Task prompt ->
Leave out the pictures and repeat the data exactly.

Dataset entries ->
--- BEGIN ---
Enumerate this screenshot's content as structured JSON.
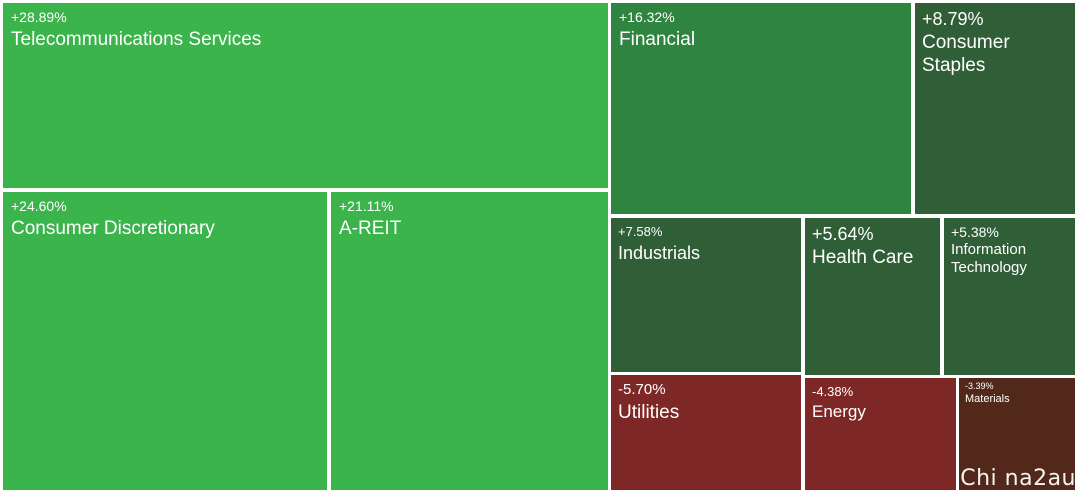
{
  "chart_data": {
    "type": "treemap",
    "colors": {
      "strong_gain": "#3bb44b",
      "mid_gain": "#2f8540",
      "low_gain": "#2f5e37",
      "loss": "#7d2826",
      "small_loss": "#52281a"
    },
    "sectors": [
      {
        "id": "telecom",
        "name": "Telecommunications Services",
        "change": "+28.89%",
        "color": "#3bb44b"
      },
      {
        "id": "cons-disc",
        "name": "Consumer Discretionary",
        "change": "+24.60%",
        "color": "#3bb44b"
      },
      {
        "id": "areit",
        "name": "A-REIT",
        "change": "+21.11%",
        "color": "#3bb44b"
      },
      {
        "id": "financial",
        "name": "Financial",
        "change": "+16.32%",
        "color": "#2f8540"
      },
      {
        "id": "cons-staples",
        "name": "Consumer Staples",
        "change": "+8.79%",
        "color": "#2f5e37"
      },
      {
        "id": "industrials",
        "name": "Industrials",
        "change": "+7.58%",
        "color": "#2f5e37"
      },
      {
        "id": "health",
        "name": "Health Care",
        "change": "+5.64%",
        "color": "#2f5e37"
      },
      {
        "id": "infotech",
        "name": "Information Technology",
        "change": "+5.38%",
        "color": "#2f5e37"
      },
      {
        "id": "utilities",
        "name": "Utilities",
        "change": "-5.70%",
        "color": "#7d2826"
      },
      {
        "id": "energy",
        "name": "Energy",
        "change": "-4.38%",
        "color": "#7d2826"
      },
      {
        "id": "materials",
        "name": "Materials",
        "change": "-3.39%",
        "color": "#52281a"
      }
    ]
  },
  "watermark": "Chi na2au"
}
--- END ---
Response ->
Enumerate this screenshot's content as structured JSON.
{
  "chart_data": {
    "type": "treemap",
    "colors": {
      "strong_gain": "#3bb44b",
      "mid_gain": "#2f8540",
      "low_gain": "#2f5e37",
      "loss": "#7d2826",
      "small_loss": "#52281a"
    },
    "sectors": [
      {
        "id": "telecom",
        "name": "Telecommunications Services",
        "change": "+28.89%",
        "color": "#3bb44b"
      },
      {
        "id": "cons-disc",
        "name": "Consumer Discretionary",
        "change": "+24.60%",
        "color": "#3bb44b"
      },
      {
        "id": "areit",
        "name": "A-REIT",
        "change": "+21.11%",
        "color": "#3bb44b"
      },
      {
        "id": "financial",
        "name": "Financial",
        "change": "+16.32%",
        "color": "#2f8540"
      },
      {
        "id": "cons-staples",
        "name": "Consumer Staples",
        "change": "+8.79%",
        "color": "#2f5e37"
      },
      {
        "id": "industrials",
        "name": "Industrials",
        "change": "+7.58%",
        "color": "#2f5e37"
      },
      {
        "id": "health",
        "name": "Health Care",
        "change": "+5.64%",
        "color": "#2f5e37"
      },
      {
        "id": "infotech",
        "name": "Information Technology",
        "change": "+5.38%",
        "color": "#2f5e37"
      },
      {
        "id": "utilities",
        "name": "Utilities",
        "change": "-5.70%",
        "color": "#7d2826"
      },
      {
        "id": "energy",
        "name": "Energy",
        "change": "-4.38%",
        "color": "#7d2826"
      },
      {
        "id": "materials",
        "name": "Materials",
        "change": "-3.39%",
        "color": "#52281a"
      }
    ]
  },
  "watermark": "Chi na2au"
}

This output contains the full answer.